### WHAT NEEDS TO BE DONE
Scan the data below for the string "单位水耗确定". Copy every line where it appears.

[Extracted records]

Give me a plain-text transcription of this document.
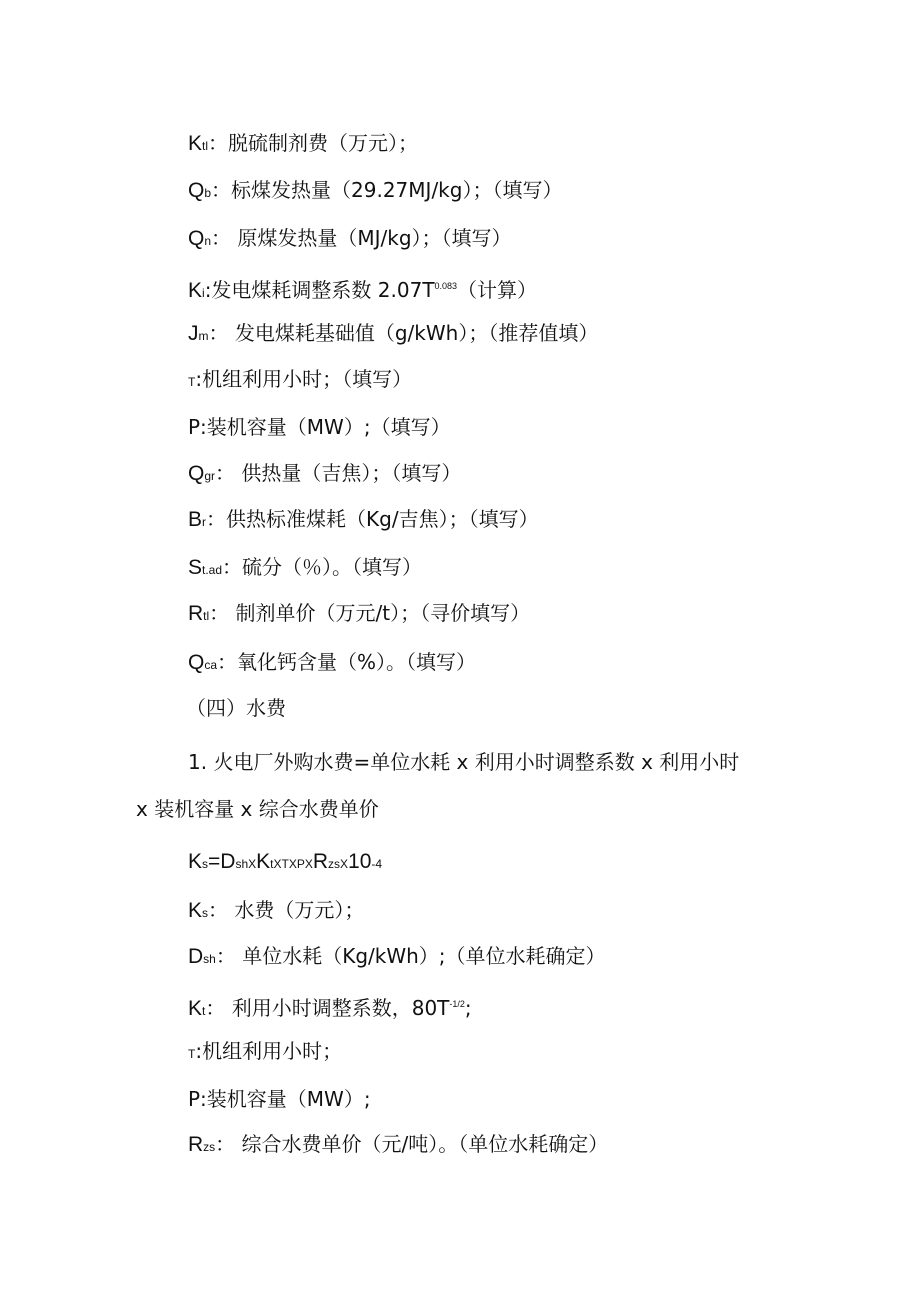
Ktl：脱硫制剂费（万元）；
Qb：标煤发热量（29.27MJ/kg）；（填写）
Qn： 原煤发热量（MJ/kg）；（填写）
Ki:发电煤耗调整系数 $2.07T^{0.083}$（计算）
Jm： 发电煤耗基础值（g/kWh）；（推荐值填）
T:机组利用小时；（填写）
P:装机容量（MW）;（填写）
Qgr： 供热量（吉焦）；（填写）
Br：供热标准煤耗（Kg/吉焦）；（填写）
St.ad：硫分（％）。（填写）
Rtl： 制剂单价（万元/t）；（寻价填写）
Qca：氧化钙含量（%）。（填写）
（四）水费
1. 火电厂外购水费=单位水耗 x 利用小时调整系数 x 利用小时
x 装机容量 x 综合水费单价
Ks=DshXKtXTXPXRzsX10-4
Ks： 水费（万元）；
Dsh： 单位水耗（Kg/kWh）;（单位水耗确定）
Kt： 利用小时调整系数，$80T^{-1/2}$;
T:机组利用小时；
P:装机容量（MW）;
Rzs： 综合水费单价（元/吨）。（单位水耗确定）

### FINAL RESULT
Dsh： 单位水耗（Kg/kWh）;（单位水耗确定）
Rzs： 综合水费单价（元/吨）。（单位水耗确定）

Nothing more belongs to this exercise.